→ EXERCISE: Check each line of the listing below for the string "text", and give only how many lines hold it.

——

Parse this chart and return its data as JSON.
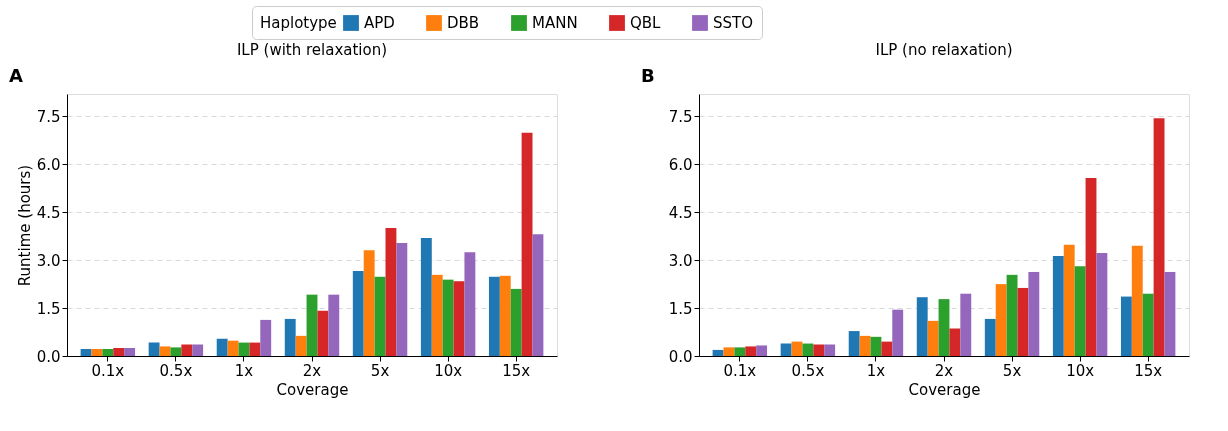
{
  "chart_data": [
    {
      "type": "bar",
      "title": "ILP (with relaxation)",
      "xlabel": "Coverage",
      "ylabel": "Runtime (hours)",
      "legend_title": "Haplotype",
      "legend": "top",
      "grid": "y",
      "annotations": [
        "A"
      ],
      "categories": [
        "0.1x",
        "0.5x",
        "1x",
        "2x",
        "5x",
        "10x",
        "15x"
      ],
      "ylim": [
        0,
        8.2
      ],
      "yticks": [
        {
          "value": 0,
          "label": "0.0"
        },
        1.5,
        {
          "value": 3,
          "label": "3.0"
        },
        4.5,
        {
          "value": 6,
          "label": "6.0"
        },
        7.5
      ],
      "series": [
        {
          "name": "APD",
          "color": "#1f77b4",
          "values": [
            0.22,
            0.42,
            0.54,
            1.16,
            2.66,
            3.69,
            2.48
          ]
        },
        {
          "name": "DBB",
          "color": "#ff7f0e",
          "values": [
            0.22,
            0.3,
            0.48,
            0.63,
            3.31,
            2.54,
            2.51
          ]
        },
        {
          "name": "MANN",
          "color": "#2ca02c",
          "values": [
            0.22,
            0.27,
            0.42,
            1.92,
            2.48,
            2.39,
            2.1
          ]
        },
        {
          "name": "QBL",
          "color": "#d62728",
          "values": [
            0.25,
            0.36,
            0.42,
            1.42,
            4.01,
            2.34,
            6.99
          ]
        },
        {
          "name": "SSTO",
          "color": "#9467bd",
          "values": [
            0.25,
            0.36,
            1.13,
            1.92,
            3.54,
            3.25,
            3.81
          ]
        }
      ]
    },
    {
      "type": "bar",
      "title": "ILP (no relaxation)",
      "xlabel": "Coverage",
      "grid": "y",
      "annotations": [
        "B"
      ],
      "categories": [
        "0.1x",
        "0.5x",
        "1x",
        "2x",
        "5x",
        "10x",
        "15x"
      ],
      "ylim": [
        0,
        8.2
      ],
      "yticks": [
        {
          "value": 0,
          "label": "0.0"
        },
        1.5,
        {
          "value": 3,
          "label": "3.0"
        },
        4.5,
        {
          "value": 6,
          "label": "6.0"
        },
        7.5
      ],
      "series": [
        {
          "name": "APD",
          "color": "#1f77b4",
          "values": [
            0.19,
            0.39,
            0.78,
            1.84,
            1.16,
            3.13,
            1.86
          ]
        },
        {
          "name": "DBB",
          "color": "#ff7f0e",
          "values": [
            0.27,
            0.45,
            0.63,
            1.1,
            2.25,
            3.48,
            3.45
          ]
        },
        {
          "name": "MANN",
          "color": "#2ca02c",
          "values": [
            0.27,
            0.39,
            0.6,
            1.78,
            2.54,
            2.81,
            1.95
          ]
        },
        {
          "name": "QBL",
          "color": "#d62728",
          "values": [
            0.3,
            0.36,
            0.45,
            0.86,
            2.13,
            5.57,
            7.44
          ]
        },
        {
          "name": "SSTO",
          "color": "#9467bd",
          "values": [
            0.33,
            0.36,
            1.45,
            1.95,
            2.63,
            3.22,
            2.63
          ]
        }
      ]
    }
  ]
}
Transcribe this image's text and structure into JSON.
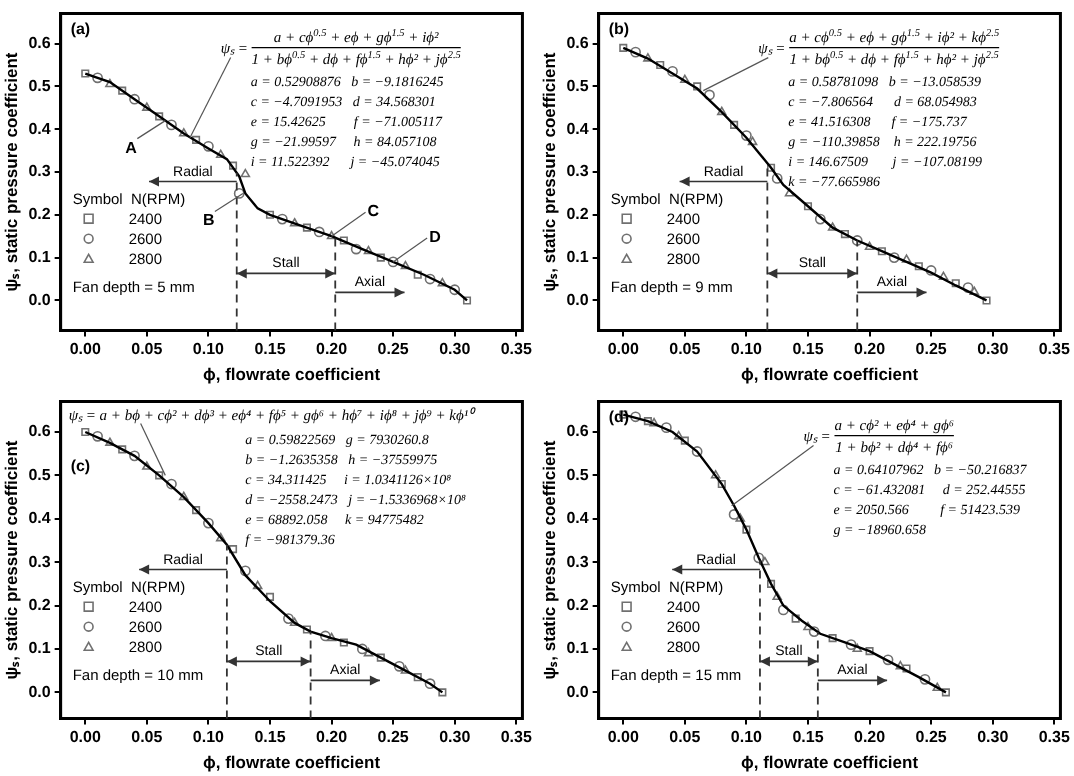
{
  "chart_data": [
    {
      "type": "scatter",
      "xlabel": "ϕ, flowrate coefficient",
      "ylabel": "ψₛ, static pressure coefficient",
      "legend": "left",
      "legend_title": "Symbol  N(RPM)",
      "xlim": [
        -0.02,
        0.355
      ],
      "ylim": [
        -0.07,
        0.67
      ],
      "xticks": [
        {
          "value": 0,
          "label": "0.00"
        },
        {
          "value": 0.05,
          "label": "0.05"
        },
        {
          "value": 0.1,
          "label": "0.10"
        },
        {
          "value": 0.15,
          "label": "0.15"
        },
        {
          "value": 0.2,
          "label": "0.20"
        },
        {
          "value": 0.25,
          "label": "0.25"
        },
        {
          "value": 0.3,
          "label": "0.30"
        },
        {
          "value": 0.35,
          "label": "0.35"
        }
      ],
      "yticks": [
        {
          "value": 0,
          "label": "0.0"
        },
        {
          "value": 0.1,
          "label": "0.1"
        },
        {
          "value": 0.2,
          "label": "0.2"
        },
        {
          "value": 0.3,
          "label": "0.3"
        },
        {
          "value": 0.4,
          "label": "0.4"
        },
        {
          "value": 0.5,
          "label": "0.5"
        },
        {
          "value": 0.6,
          "label": "0.6"
        }
      ],
      "series": [
        {
          "name": "2400",
          "marker": "square",
          "color": "#707070",
          "x": [
            0,
            0.03,
            0.06,
            0.09,
            0.12,
            0.15,
            0.18,
            0.21,
            0.24,
            0.27,
            0.31
          ],
          "values": [
            0.53,
            0.49,
            0.43,
            0.375,
            0.315,
            0.2,
            0.17,
            0.14,
            0.1,
            0.06,
            0.0
          ]
        },
        {
          "name": "2600",
          "marker": "circle",
          "color": "#707070",
          "x": [
            0.01,
            0.04,
            0.07,
            0.1,
            0.125,
            0.16,
            0.19,
            0.22,
            0.25,
            0.28,
            0.3
          ],
          "values": [
            0.52,
            0.47,
            0.41,
            0.36,
            0.25,
            0.19,
            0.16,
            0.12,
            0.09,
            0.05,
            0.025
          ]
        },
        {
          "name": "2800",
          "marker": "triangle",
          "color": "#707070",
          "x": [
            0.02,
            0.05,
            0.08,
            0.11,
            0.13,
            0.17,
            0.2,
            0.23,
            0.26,
            0.29
          ],
          "values": [
            0.505,
            0.45,
            0.39,
            0.34,
            0.295,
            0.18,
            0.15,
            0.115,
            0.08,
            0.04
          ]
        },
        {
          "type": "line",
          "marker": "none",
          "color": "#000000",
          "x": [
            0,
            0.02,
            0.04,
            0.06,
            0.08,
            0.1,
            0.115,
            0.125,
            0.13,
            0.14,
            0.15,
            0.175,
            0.2,
            0.225,
            0.25,
            0.275,
            0.3,
            0.31
          ],
          "values": [
            0.53,
            0.51,
            0.47,
            0.43,
            0.39,
            0.355,
            0.33,
            0.29,
            0.25,
            0.215,
            0.2,
            0.175,
            0.15,
            0.12,
            0.09,
            0.06,
            0.025,
            0.0
          ]
        }
      ],
      "ref_lines": [
        {
          "axis": "x",
          "value": 0.123,
          "line_style": "dashed"
        },
        {
          "axis": "x",
          "value": 0.203,
          "line_style": "dashed"
        }
      ],
      "annotations": [
        "(a)",
        {
          "text": "ψₛ =",
          "x": 0.085,
          "y": 0.38
        },
        "a + cϕ$^{0.5}$ + eϕ + gϕ$^{1.5}$ + iϕ²",
        "1 + bϕ$^{0.5}$ + dϕ + fϕ$^{1.5}$ + hϕ² + jϕ$^{2.5}$",
        "a = 0.52908876   b = −9.1816245",
        "c = −4.7091953   d = 34.568301",
        "e = 15.42625        f = −71.005117",
        "g = −21.99597     h = 84.057108",
        "i = 11.522392      j = −45.074045",
        "Radial",
        "Stall",
        "Axial",
        "Fan depth = 5 mm",
        {
          "text": "A",
          "x": 0.065,
          "y": 0.42
        },
        {
          "text": "B",
          "x": 0.128,
          "y": 0.25
        },
        {
          "text": "C",
          "x": 0.2,
          "y": 0.15
        },
        {
          "text": "D",
          "x": 0.25,
          "y": 0.09
        }
      ]
    },
    {
      "type": "scatter",
      "xlabel": "ϕ, flowrate coefficient",
      "ylabel": "ψₛ, static pressure coefficient",
      "legend": "left",
      "legend_title": "Symbol  N(RPM)",
      "xlim": [
        -0.02,
        0.355
      ],
      "ylim": [
        -0.07,
        0.67
      ],
      "xticks": [
        {
          "value": 0,
          "label": "0.00"
        },
        {
          "value": 0.05,
          "label": "0.05"
        },
        {
          "value": 0.1,
          "label": "0.10"
        },
        {
          "value": 0.15,
          "label": "0.15"
        },
        {
          "value": 0.2,
          "label": "0.20"
        },
        {
          "value": 0.25,
          "label": "0.25"
        },
        {
          "value": 0.3,
          "label": "0.30"
        },
        {
          "value": 0.35,
          "label": "0.35"
        }
      ],
      "yticks": [
        {
          "value": 0,
          "label": "0.0"
        },
        {
          "value": 0.1,
          "label": "0.1"
        },
        {
          "value": 0.2,
          "label": "0.2"
        },
        {
          "value": 0.3,
          "label": "0.3"
        },
        {
          "value": 0.4,
          "label": "0.4"
        },
        {
          "value": 0.5,
          "label": "0.5"
        },
        {
          "value": 0.6,
          "label": "0.6"
        }
      ],
      "series": [
        {
          "name": "2400",
          "marker": "square",
          "color": "#707070",
          "x": [
            0,
            0.03,
            0.06,
            0.09,
            0.12,
            0.15,
            0.18,
            0.21,
            0.24,
            0.27,
            0.295
          ],
          "values": [
            0.59,
            0.55,
            0.5,
            0.41,
            0.31,
            0.22,
            0.155,
            0.115,
            0.08,
            0.04,
            0.0
          ]
        },
        {
          "name": "2600",
          "marker": "circle",
          "color": "#707070",
          "x": [
            0.01,
            0.04,
            0.07,
            0.1,
            0.125,
            0.16,
            0.19,
            0.22,
            0.25,
            0.28
          ],
          "values": [
            0.58,
            0.535,
            0.48,
            0.385,
            0.285,
            0.19,
            0.14,
            0.1,
            0.07,
            0.03
          ]
        },
        {
          "name": "2800",
          "marker": "triangle",
          "color": "#707070",
          "x": [
            0.02,
            0.05,
            0.08,
            0.105,
            0.135,
            0.17,
            0.2,
            0.23,
            0.26,
            0.285
          ],
          "values": [
            0.565,
            0.515,
            0.44,
            0.37,
            0.25,
            0.17,
            0.125,
            0.095,
            0.055,
            0.02
          ]
        },
        {
          "type": "line",
          "marker": "none",
          "color": "#000000",
          "x": [
            0,
            0.02,
            0.04,
            0.06,
            0.08,
            0.1,
            0.11,
            0.12,
            0.13,
            0.15,
            0.17,
            0.19,
            0.21,
            0.23,
            0.25,
            0.27,
            0.295
          ],
          "values": [
            0.59,
            0.565,
            0.53,
            0.495,
            0.44,
            0.38,
            0.345,
            0.31,
            0.27,
            0.22,
            0.17,
            0.14,
            0.115,
            0.09,
            0.065,
            0.035,
            0.0
          ]
        }
      ],
      "ref_lines": [
        {
          "axis": "x",
          "value": 0.117,
          "line_style": "dashed"
        },
        {
          "axis": "x",
          "value": 0.19,
          "line_style": "dashed"
        }
      ],
      "annotations": [
        "(b)",
        {
          "text": "ψₛ =",
          "x": 0.065,
          "y": 0.49
        },
        "a + cϕ$^{0.5}$ + eϕ + gϕ$^{1.5}$ + iϕ² + kϕ$^{2.5}$",
        "1 + bϕ$^{0.5}$ + dϕ + fϕ$^{1.5}$ + hϕ² + jϕ$^{2.5}$",
        "a = 0.58781098   b = −13.058539",
        "c = −7.806564      d = 68.054983",
        "e = 41.516308      f = −175.737",
        "g = −110.39858    h = 222.19756",
        "i = 146.67509       j = −107.08199",
        "k = −77.665986",
        "Radial",
        "Stall",
        "Axial",
        "Fan depth = 9 mm"
      ]
    },
    {
      "type": "scatter",
      "xlabel": "ϕ, flowrate coefficient",
      "ylabel": "ψₛ, static pressure coefficient",
      "legend": "left",
      "legend_title": "Symbol  N(RPM)",
      "xlim": [
        -0.02,
        0.355
      ],
      "ylim": [
        -0.06,
        0.67
      ],
      "xticks": [
        {
          "value": 0,
          "label": "0.00"
        },
        {
          "value": 0.05,
          "label": "0.05"
        },
        {
          "value": 0.1,
          "label": "0.10"
        },
        {
          "value": 0.15,
          "label": "0.15"
        },
        {
          "value": 0.2,
          "label": "0.20"
        },
        {
          "value": 0.25,
          "label": "0.25"
        },
        {
          "value": 0.3,
          "label": "0.30"
        },
        {
          "value": 0.35,
          "label": "0.35"
        }
      ],
      "yticks": [
        {
          "value": 0,
          "label": "0.0"
        },
        {
          "value": 0.1,
          "label": "0.1"
        },
        {
          "value": 0.2,
          "label": "0.2"
        },
        {
          "value": 0.3,
          "label": "0.3"
        },
        {
          "value": 0.4,
          "label": "0.4"
        },
        {
          "value": 0.5,
          "label": "0.5"
        },
        {
          "value": 0.6,
          "label": "0.6"
        }
      ],
      "series": [
        {
          "name": "2400",
          "marker": "square",
          "color": "#707070",
          "x": [
            0,
            0.03,
            0.06,
            0.09,
            0.12,
            0.15,
            0.18,
            0.21,
            0.24,
            0.27,
            0.29
          ],
          "values": [
            0.6,
            0.56,
            0.5,
            0.42,
            0.33,
            0.22,
            0.145,
            0.115,
            0.08,
            0.035,
            0.0
          ]
        },
        {
          "name": "2600",
          "marker": "circle",
          "color": "#707070",
          "x": [
            0.01,
            0.04,
            0.07,
            0.1,
            0.13,
            0.165,
            0.195,
            0.225,
            0.255,
            0.28
          ],
          "values": [
            0.59,
            0.545,
            0.48,
            0.39,
            0.28,
            0.17,
            0.13,
            0.1,
            0.06,
            0.02
          ]
        },
        {
          "name": "2800",
          "marker": "triangle",
          "color": "#707070",
          "x": [
            0.02,
            0.05,
            0.08,
            0.11,
            0.14,
            0.17,
            0.2,
            0.23,
            0.26
          ],
          "values": [
            0.575,
            0.52,
            0.45,
            0.355,
            0.245,
            0.16,
            0.125,
            0.09,
            0.05
          ]
        },
        {
          "type": "line",
          "marker": "none",
          "color": "#000000",
          "x": [
            0,
            0.02,
            0.04,
            0.06,
            0.08,
            0.1,
            0.115,
            0.13,
            0.15,
            0.17,
            0.183,
            0.2,
            0.22,
            0.24,
            0.26,
            0.28,
            0.29
          ],
          "values": [
            0.6,
            0.575,
            0.545,
            0.5,
            0.45,
            0.39,
            0.34,
            0.27,
            0.21,
            0.16,
            0.14,
            0.125,
            0.11,
            0.08,
            0.05,
            0.02,
            0.0
          ]
        }
      ],
      "ref_lines": [
        {
          "axis": "x",
          "value": 0.115,
          "line_style": "dashed"
        },
        {
          "axis": "x",
          "value": 0.183,
          "line_style": "dashed"
        }
      ],
      "annotations": [
        "(c)",
        {
          "text": "ψₛ = a + bϕ + cϕ² + dϕ³ + eϕ⁴ + fϕ⁵ + gϕ⁶ + hϕ⁷ + iϕ⁸ + jϕ⁹ + kϕ¹⁰",
          "x": 0.065,
          "y": 0.5
        },
        "a = 0.59822569   g = 7930260.8",
        "b = −1.2635358   h = −37559975",
        "c = 34.311425     i = 1.0341126×10⁸",
        "d = −2558.2473   j = −1.5336968×10⁸",
        "e = 68892.058     k = 94775482",
        "f = −981379.36",
        "Radial",
        "Stall",
        "Axial",
        "Fan depth = 10 mm"
      ]
    },
    {
      "type": "scatter",
      "xlabel": "ϕ, flowrate coefficient",
      "ylabel": "ψₛ, static pressure coefficient",
      "legend": "left",
      "legend_title": "Symbol  N(RPM)",
      "xlim": [
        -0.02,
        0.355
      ],
      "ylim": [
        -0.06,
        0.67
      ],
      "xticks": [
        {
          "value": 0,
          "label": "0.00"
        },
        {
          "value": 0.05,
          "label": "0.05"
        },
        {
          "value": 0.1,
          "label": "0.10"
        },
        {
          "value": 0.15,
          "label": "0.15"
        },
        {
          "value": 0.2,
          "label": "0.20"
        },
        {
          "value": 0.25,
          "label": "0.25"
        },
        {
          "value": 0.3,
          "label": "0.30"
        },
        {
          "value": 0.35,
          "label": "0.35"
        }
      ],
      "yticks": [
        {
          "value": 0,
          "label": "0.0"
        },
        {
          "value": 0.1,
          "label": "0.1"
        },
        {
          "value": 0.2,
          "label": "0.2"
        },
        {
          "value": 0.3,
          "label": "0.3"
        },
        {
          "value": 0.4,
          "label": "0.4"
        },
        {
          "value": 0.5,
          "label": "0.5"
        },
        {
          "value": 0.6,
          "label": "0.6"
        }
      ],
      "series": [
        {
          "name": "2400",
          "marker": "square",
          "color": "#707070",
          "x": [
            0,
            0.02,
            0.05,
            0.08,
            0.1,
            0.12,
            0.14,
            0.17,
            0.2,
            0.23,
            0.262
          ],
          "values": [
            0.64,
            0.625,
            0.58,
            0.48,
            0.375,
            0.25,
            0.17,
            0.125,
            0.095,
            0.055,
            0.0
          ]
        },
        {
          "name": "2600",
          "marker": "circle",
          "color": "#707070",
          "x": [
            0.01,
            0.035,
            0.06,
            0.09,
            0.11,
            0.13,
            0.155,
            0.185,
            0.215,
            0.245
          ],
          "values": [
            0.635,
            0.61,
            0.555,
            0.41,
            0.31,
            0.19,
            0.14,
            0.11,
            0.075,
            0.03
          ]
        },
        {
          "name": "2800",
          "marker": "triangle",
          "color": "#707070",
          "x": [
            0.025,
            0.045,
            0.075,
            0.095,
            0.115,
            0.125,
            0.15,
            0.19,
            0.225,
            0.255
          ],
          "values": [
            0.62,
            0.59,
            0.5,
            0.4,
            0.3,
            0.22,
            0.15,
            0.1,
            0.06,
            0.01
          ]
        },
        {
          "type": "line",
          "marker": "none",
          "color": "#000000",
          "x": [
            0,
            0.02,
            0.04,
            0.06,
            0.08,
            0.09,
            0.1,
            0.11,
            0.12,
            0.13,
            0.145,
            0.16,
            0.18,
            0.2,
            0.22,
            0.24,
            0.262
          ],
          "values": [
            0.64,
            0.625,
            0.6,
            0.555,
            0.48,
            0.43,
            0.375,
            0.31,
            0.25,
            0.2,
            0.165,
            0.135,
            0.115,
            0.095,
            0.065,
            0.035,
            0.0
          ]
        }
      ],
      "ref_lines": [
        {
          "axis": "x",
          "value": 0.111,
          "line_style": "dashed"
        },
        {
          "axis": "x",
          "value": 0.158,
          "line_style": "dashed"
        }
      ],
      "annotations": [
        "(d)",
        {
          "text": "ψₛ =",
          "x": 0.088,
          "y": 0.43
        },
        "a + cϕ² + eϕ⁴ + gϕ⁶",
        "1 + bϕ² + dϕ⁴ + fϕ⁶",
        "a = 0.64107962   b = −50.216837",
        "c = −61.432081     d = 252.44555",
        "e = 2050.566         f = 51423.539",
        "g = −18960.658",
        "Radial",
        "Stall",
        "Axial",
        "Fan depth = 15 mm"
      ]
    }
  ]
}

——

→ SOLUTION TO THIS EXERCISE: 9